Problem to solve>
State the number of lines in these records that include the word "Sales", and add nothing to it.

Items listed in a dataset
__________

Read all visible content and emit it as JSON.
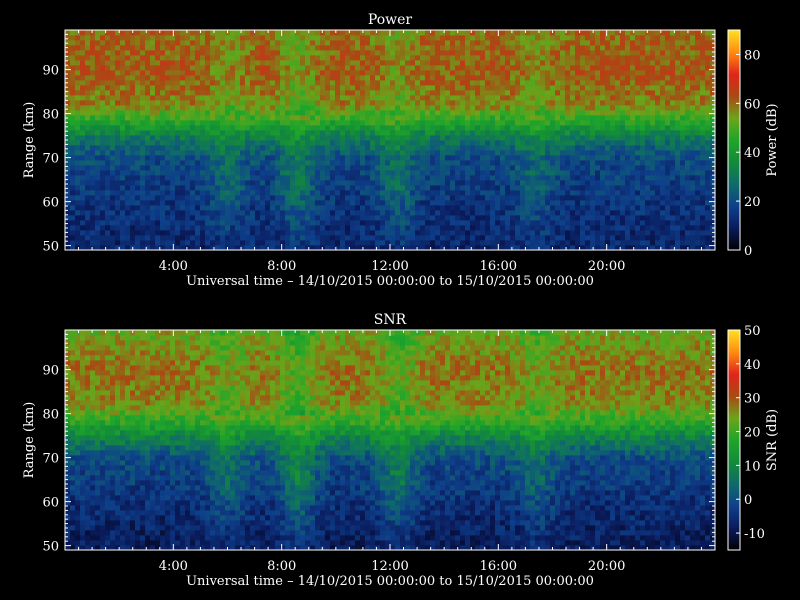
{
  "figure": {
    "background": "#000000",
    "foreground": "#ffffff"
  },
  "chart_data": [
    {
      "type": "heatmap",
      "title": "Power",
      "xlabel": "Universal time – 14/10/2015 00:00:00 to 15/10/2015 00:00:00",
      "ylabel": "Range (km)",
      "x_ticks": [
        "4:00",
        "8:00",
        "12:00",
        "16:00",
        "20:00"
      ],
      "x_tick_hours": [
        4,
        8,
        12,
        16,
        20
      ],
      "xlim_hours": [
        0,
        24
      ],
      "y_ticks": [
        50,
        60,
        70,
        80,
        90
      ],
      "ylim": [
        49,
        99
      ],
      "colorbar": {
        "label": "Power (dB)",
        "range": [
          0,
          90
        ],
        "ticks": [
          0,
          20,
          40,
          60,
          80
        ],
        "colormap": [
          "#000000",
          "#0a1a5a",
          "#0e3f8a",
          "#0f6a6a",
          "#138a3a",
          "#1ea52a",
          "#6aa51a",
          "#a84a14",
          "#e0241a",
          "#ff8a10",
          "#ffe020"
        ]
      },
      "profile_db": {
        "range_km": [
          50,
          60,
          70,
          75,
          78,
          82,
          90,
          98
        ],
        "db": [
          12,
          15,
          20,
          32,
          44,
          58,
          62,
          60
        ]
      },
      "fluctuations": [
        {
          "hour": 6.0,
          "amp_db": 10
        },
        {
          "hour": 8.6,
          "amp_db": 14
        },
        {
          "hour": 12.3,
          "amp_db": 12
        },
        {
          "hour": 17.4,
          "amp_db": 9
        }
      ]
    },
    {
      "type": "heatmap",
      "title": "SNR",
      "xlabel": "Universal time – 14/10/2015 00:00:00 to 15/10/2015 00:00:00",
      "ylabel": "Range (km)",
      "x_ticks": [
        "4:00",
        "8:00",
        "12:00",
        "16:00",
        "20:00"
      ],
      "x_tick_hours": [
        4,
        8,
        12,
        16,
        20
      ],
      "xlim_hours": [
        0,
        24
      ],
      "y_ticks": [
        50,
        60,
        70,
        80,
        90
      ],
      "ylim": [
        49,
        99
      ],
      "colorbar": {
        "label": "SNR (dB)",
        "range": [
          -15,
          50
        ],
        "ticks": [
          -10,
          0,
          10,
          20,
          30,
          40,
          50
        ],
        "colormap": [
          "#000000",
          "#0a1a5a",
          "#0e3f8a",
          "#0f6a6a",
          "#138a3a",
          "#1ea52a",
          "#6aa51a",
          "#a84a14",
          "#e0241a",
          "#ff8a10",
          "#ffe020"
        ]
      },
      "profile_db": {
        "range_km": [
          50,
          60,
          70,
          75,
          78,
          82,
          90,
          98
        ],
        "db": [
          -8,
          -5,
          0,
          10,
          18,
          26,
          28,
          24
        ]
      },
      "fluctuations": [
        {
          "hour": 6.0,
          "amp_db": 8
        },
        {
          "hour": 8.6,
          "amp_db": 12
        },
        {
          "hour": 12.3,
          "amp_db": 10
        },
        {
          "hour": 17.4,
          "amp_db": 7
        }
      ]
    }
  ]
}
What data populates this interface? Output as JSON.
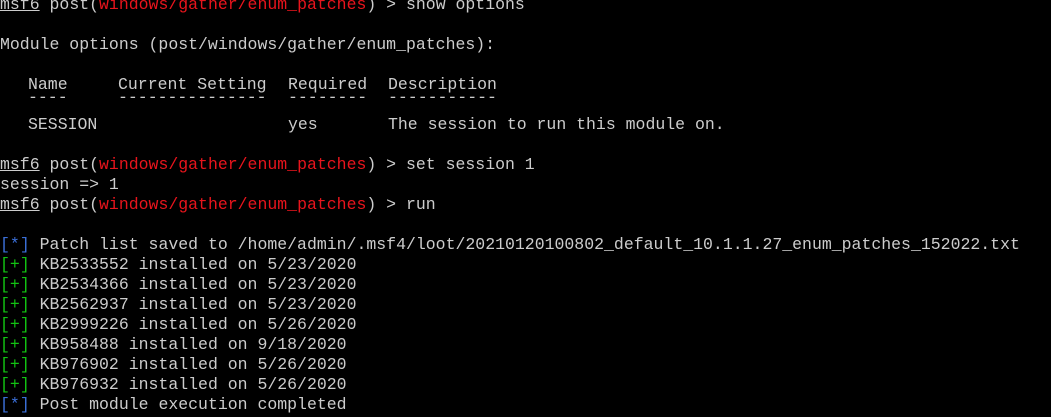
{
  "terminal": {
    "prompt": {
      "name": "msf6",
      "prefix": " post(",
      "module": "windows/gather/enum_patches",
      "suffix": ") > "
    },
    "commands": {
      "show": "show options",
      "set": "set session 1",
      "run": "run"
    },
    "module_options_header": "Module options (post/windows/gather/enum_patches):",
    "options_table": {
      "columns": [
        "Name",
        "Current Setting",
        "Required",
        "Description"
      ],
      "underlines": [
        "----",
        "---------------",
        "--------",
        "-----------"
      ],
      "rows": [
        {
          "name": "SESSION",
          "current_setting": "",
          "required": "yes",
          "description": "The session to run this module on."
        }
      ]
    },
    "set_output": "session => 1",
    "output": [
      {
        "marker_open": "[",
        "marker_symbol": "*",
        "marker_close": "]",
        "color": "blue",
        "text": " Patch list saved to /home/admin/.msf4/loot/20210120100802_default_10.1.1.27_enum_patches_152022.txt"
      },
      {
        "marker_open": "[",
        "marker_symbol": "+",
        "marker_close": "]",
        "color": "green",
        "text": " KB2533552 installed on 5/23/2020"
      },
      {
        "marker_open": "[",
        "marker_symbol": "+",
        "marker_close": "]",
        "color": "green",
        "text": " KB2534366 installed on 5/23/2020"
      },
      {
        "marker_open": "[",
        "marker_symbol": "+",
        "marker_close": "]",
        "color": "green",
        "text": " KB2562937 installed on 5/23/2020"
      },
      {
        "marker_open": "[",
        "marker_symbol": "+",
        "marker_close": "]",
        "color": "green",
        "text": " KB2999226 installed on 5/26/2020"
      },
      {
        "marker_open": "[",
        "marker_symbol": "+",
        "marker_close": "]",
        "color": "green",
        "text": " KB958488 installed on 9/18/2020"
      },
      {
        "marker_open": "[",
        "marker_symbol": "+",
        "marker_close": "]",
        "color": "green",
        "text": " KB976902 installed on 5/26/2020"
      },
      {
        "marker_open": "[",
        "marker_symbol": "+",
        "marker_close": "]",
        "color": "green",
        "text": " KB976932 installed on 5/26/2020"
      },
      {
        "marker_open": "[",
        "marker_symbol": "*",
        "marker_close": "]",
        "color": "blue",
        "text": " Post module execution completed"
      }
    ],
    "colors": {
      "background": "#000000",
      "foreground": "#cccccc",
      "module": "#e8141c",
      "success": "#13c313",
      "info": "#3b6fd8"
    }
  }
}
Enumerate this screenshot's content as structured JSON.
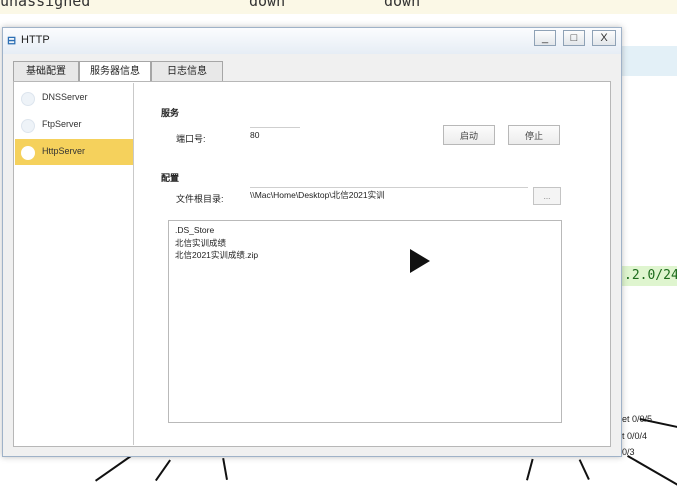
{
  "background": {
    "terminal_row": [
      "unassigned",
      "down",
      "down"
    ],
    "green_text": ".2.0/24",
    "ports": [
      "et 0/0/5",
      "t 0/0/4",
      "0/3"
    ]
  },
  "dialog": {
    "title": "HTTP",
    "window_buttons": {
      "minimize": "_",
      "maximize": "□",
      "close": "X"
    },
    "tabs": [
      "基础配置",
      "服务器信息",
      "日志信息"
    ],
    "active_tab": "服务器信息",
    "sidebar": {
      "items": [
        "DNSServer",
        "FtpServer",
        "HttpServer"
      ],
      "active": "HttpServer"
    },
    "service": {
      "section_title": "服务",
      "port_label": "端口号:",
      "port_value": "80",
      "start_button": "启动",
      "stop_button": "停止"
    },
    "config": {
      "section_title": "配置",
      "root_label": "文件根目录:",
      "root_value": "\\\\Mac\\Home\\Desktop\\北信2021实训",
      "browse_button": "..."
    },
    "files": [
      ".DS_Store",
      "北信实训成绩",
      "北信2021实训成绩.zip"
    ]
  },
  "colors": {
    "active_sidebar": "#f5d15c",
    "green_band": "#dff5cf"
  },
  "icons": {
    "title": "http-app-icon",
    "overlay": "play-icon"
  }
}
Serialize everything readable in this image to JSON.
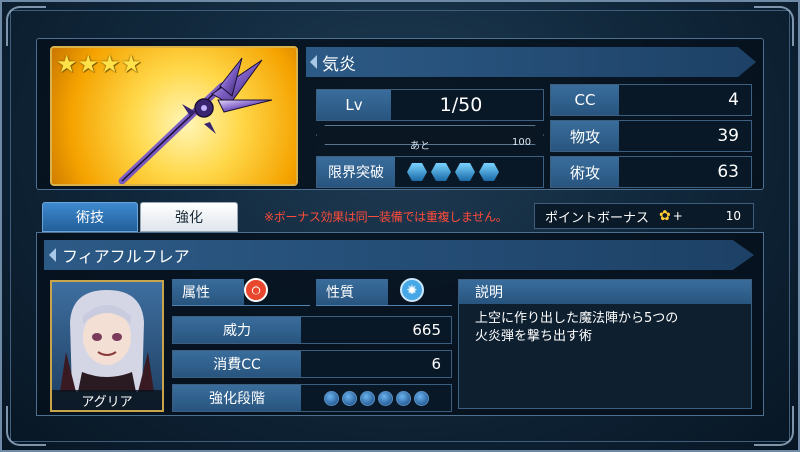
{
  "weapon": {
    "name": "気炎",
    "rarity_stars": "★★★★",
    "icon": "trident-spear-icon",
    "level_label": "Lv",
    "level_value": "1/50",
    "exp_remaining_label": "あと",
    "exp_remaining_value": "100",
    "limit_break_label": "限界突破",
    "limit_break_hexes": 4,
    "stats": {
      "cc_label": "CC",
      "cc_value": "4",
      "phys_label": "物攻",
      "phys_value": "39",
      "magic_label": "術攻",
      "magic_value": "63"
    }
  },
  "tabs": {
    "skill": "術技",
    "enhance": "強化"
  },
  "notice": "※ボーナス効果は同一装備では重複しません。",
  "bonus": {
    "label": "ポイントボーナス",
    "plus": "+",
    "value": "10",
    "icon": "bonus-character-icon"
  },
  "skill": {
    "name": "フィアフルフレア",
    "character_name": "アグリア",
    "attribute_label": "属性",
    "attribute_icon": "fire-element-icon",
    "property_label": "性質",
    "property_icon": "water-crystal-icon",
    "power_label": "威力",
    "power_value": "665",
    "cost_label": "消費CC",
    "cost_value": "6",
    "stage_label": "強化段階",
    "stage_dots": 6,
    "description_label": "説明",
    "description": "上空に作り出した魔法陣から5つの\n火炎弾を撃ち出す術"
  },
  "colors": {
    "panel_blue": "#2c5a86",
    "notice_red": "#ff4b3a",
    "gold_card": "#f5a300"
  }
}
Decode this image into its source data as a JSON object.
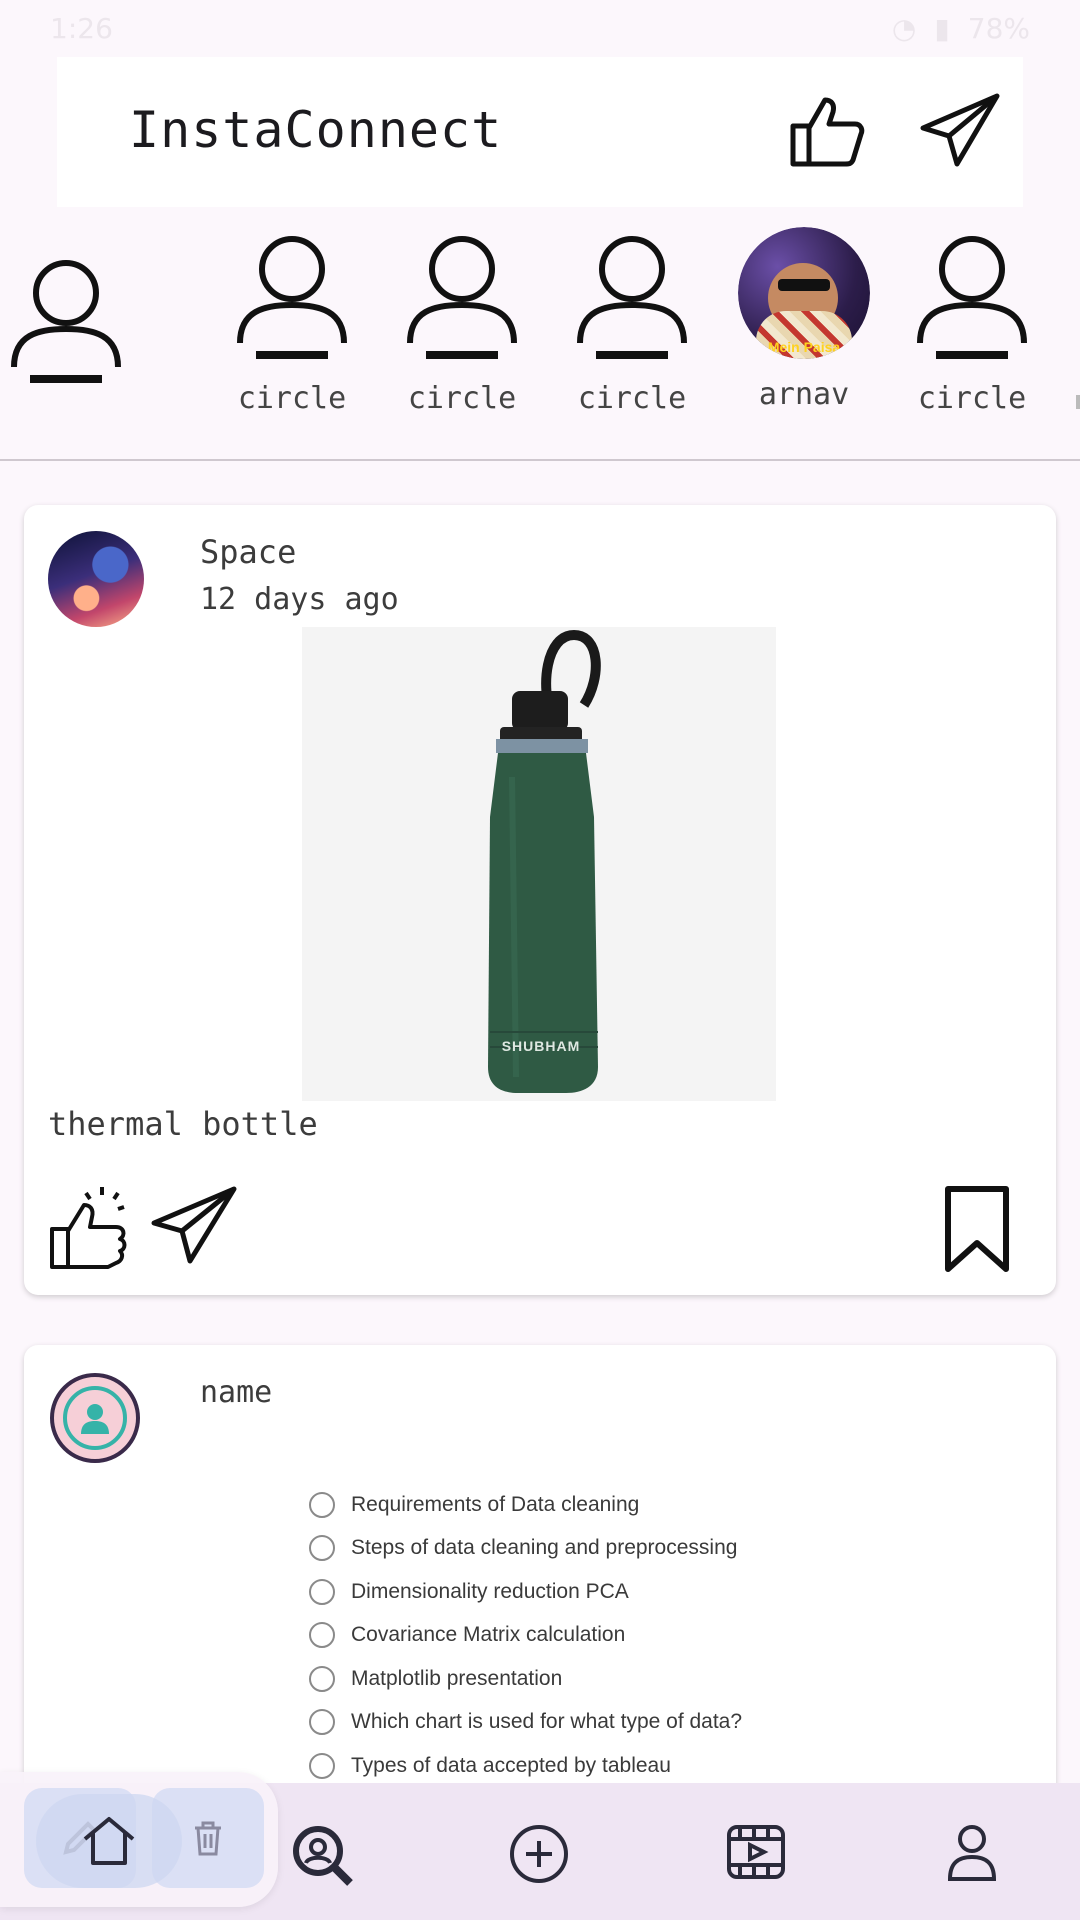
{
  "status_bar": {
    "time": "1:26",
    "battery": "78%"
  },
  "header": {
    "title": "InstaConnect",
    "like_icon": "thumbs-up-icon",
    "send_icon": "paper-plane-icon"
  },
  "stories": {
    "items": [
      {
        "label": "circle",
        "avatar": "person-outline"
      },
      {
        "label": "circle",
        "avatar": "person-outline"
      },
      {
        "label": "circle",
        "avatar": "person-outline"
      },
      {
        "label": "arnav",
        "avatar": "photo",
        "photo_caption": "Mein Paisa"
      },
      {
        "label": "circle",
        "avatar": "person-outline"
      }
    ]
  },
  "posts": [
    {
      "author": "Space",
      "time": "12 days ago",
      "image_text": "SHUBHAM",
      "caption": "thermal bottle",
      "actions": [
        "like-icon",
        "share-icon",
        "bookmark-icon"
      ]
    },
    {
      "author": "name",
      "checklist": [
        "Requirements of Data cleaning",
        "Steps of data cleaning and preprocessing",
        "Dimensionality reduction  PCA",
        "Covariance Matrix calculation",
        "Matplotlib presentation",
        "Which chart is used for what type of data?",
        "Types of data accepted by tableau"
      ]
    }
  ],
  "bottom_nav": {
    "items": [
      "home-icon",
      "search-icon",
      "add-icon",
      "reels-icon",
      "profile-icon"
    ]
  },
  "floating_toolbar": {
    "items": [
      "edit-icon",
      "delete-icon"
    ]
  },
  "colors": {
    "background": "#fcf7fc",
    "nav_background": "#efe5f3",
    "bottle_green": "#2f5a44"
  }
}
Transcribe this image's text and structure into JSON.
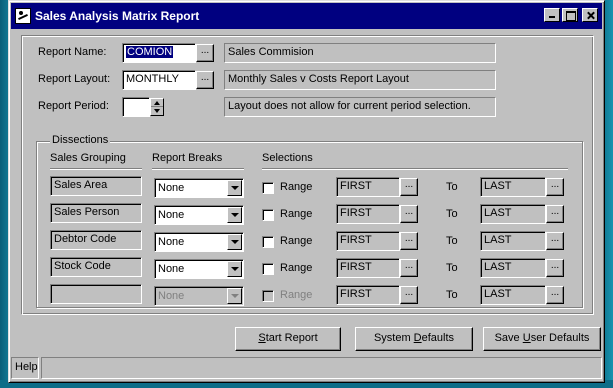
{
  "window": {
    "title": "Sales Analysis Matrix Report"
  },
  "report": {
    "name_label": "Report Name:",
    "name_value": "COMION",
    "name_desc": "Sales Commision",
    "layout_label": "Report Layout:",
    "layout_value": "MONTHLY",
    "layout_desc": "Monthly Sales v Costs Report Layout",
    "period_label": "Report Period:",
    "period_value": "",
    "period_msg": "Layout does not allow for current period selection.",
    "lookup_label": "..."
  },
  "dissections": {
    "title": "Dissections",
    "headers": {
      "grouping": "Sales Grouping",
      "breaks": "Report Breaks",
      "selections": "Selections"
    },
    "range_label": "Range",
    "to_label": "To",
    "rows": [
      {
        "grouping": "Sales Area",
        "break": "None",
        "from": "FIRST",
        "to": "LAST",
        "disabled": false
      },
      {
        "grouping": "Sales Person",
        "break": "None",
        "from": "FIRST",
        "to": "LAST",
        "disabled": false
      },
      {
        "grouping": "Debtor Code",
        "break": "None",
        "from": "FIRST",
        "to": "LAST",
        "disabled": false
      },
      {
        "grouping": "Stock Code",
        "break": "None",
        "from": "FIRST",
        "to": "LAST",
        "disabled": false
      },
      {
        "grouping": "",
        "break": "None",
        "from": "FIRST",
        "to": "LAST",
        "disabled": true
      }
    ]
  },
  "buttons": {
    "start_pre": "",
    "start_u": "S",
    "start_post": "tart Report",
    "defaults_pre": "System ",
    "defaults_u": "D",
    "defaults_post": "efaults",
    "save_pre": "Save ",
    "save_u": "U",
    "save_post": "ser Defaults"
  },
  "status": {
    "help": "Help"
  }
}
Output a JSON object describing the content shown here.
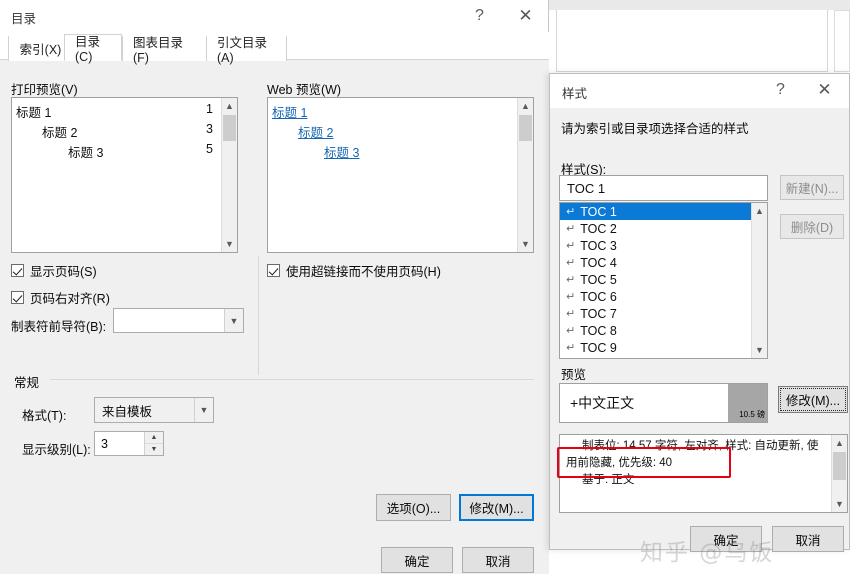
{
  "background": {
    "description": "word-document-page"
  },
  "toc_dialog": {
    "title": "目录",
    "help_icon": "?",
    "close_icon": "✕",
    "tabs": [
      {
        "label": "索引(X)",
        "active": false
      },
      {
        "label": "目录(C)",
        "active": true
      },
      {
        "label": "图表目录(F)",
        "active": false
      },
      {
        "label": "引文目录(A)",
        "active": false
      }
    ],
    "print_preview": {
      "label": "打印预览(V)",
      "lines": [
        {
          "text": "标题 1",
          "page": "1",
          "indent": 0
        },
        {
          "text": "标题 2",
          "page": "3",
          "indent": 26
        },
        {
          "text": "标题 3",
          "page": "5",
          "indent": 52
        }
      ]
    },
    "web_preview": {
      "label": "Web 预览(W)",
      "lines": [
        {
          "text": "标题 1",
          "indent": 0
        },
        {
          "text": "标题 2",
          "indent": 26
        },
        {
          "text": "标题 3",
          "indent": 52
        }
      ]
    },
    "checkbox_show_page_numbers": {
      "label": "显示页码(S)",
      "checked": true
    },
    "checkbox_right_align": {
      "label": "页码右对齐(R)",
      "checked": true
    },
    "checkbox_hyperlinks": {
      "label": "使用超链接而不使用页码(H)",
      "checked": true
    },
    "tab_leader": {
      "label": "制表符前导符(B):",
      "value": ""
    },
    "general": {
      "group_label": "常规",
      "format_label": "格式(T):",
      "format_value": "来自模板",
      "levels_label": "显示级别(L):",
      "levels_value": "3"
    },
    "options_button": "选项(O)...",
    "modify_button": "修改(M)...",
    "ok_button": "确定",
    "cancel_button": "取消"
  },
  "styles_dialog": {
    "title": "样式",
    "help_icon": "?",
    "close_icon": "✕",
    "instruction": "请为索引或目录项选择合适的样式",
    "styles_label": "样式(S):",
    "style_input_value": "TOC 1",
    "style_list": [
      {
        "label": "TOC 1",
        "selected": true
      },
      {
        "label": "TOC 2",
        "selected": false
      },
      {
        "label": "TOC 3",
        "selected": false
      },
      {
        "label": "TOC 4",
        "selected": false
      },
      {
        "label": "TOC 5",
        "selected": false
      },
      {
        "label": "TOC 6",
        "selected": false
      },
      {
        "label": "TOC 7",
        "selected": false
      },
      {
        "label": "TOC 8",
        "selected": false
      },
      {
        "label": "TOC 9",
        "selected": false
      }
    ],
    "new_button": "新建(N)...",
    "delete_button": "删除(D)",
    "preview_label": "预览",
    "preview_font_name": "+中文正文",
    "preview_font_size": "10.5 磅",
    "modify_button": "修改(M)...",
    "description_line1": "制表位: 14.57 字符, 左对齐, 样式: 自动更新, 使",
    "description_line2": "用前隐藏, 优先级: 40",
    "description_line3": "基于: 正文",
    "ok_button": "确定",
    "cancel_button": "取消"
  },
  "annotation": {
    "highlight_color": "#e60012"
  },
  "watermark": {
    "text": "知乎 @乌饭"
  }
}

__________

Output of the exercise>
6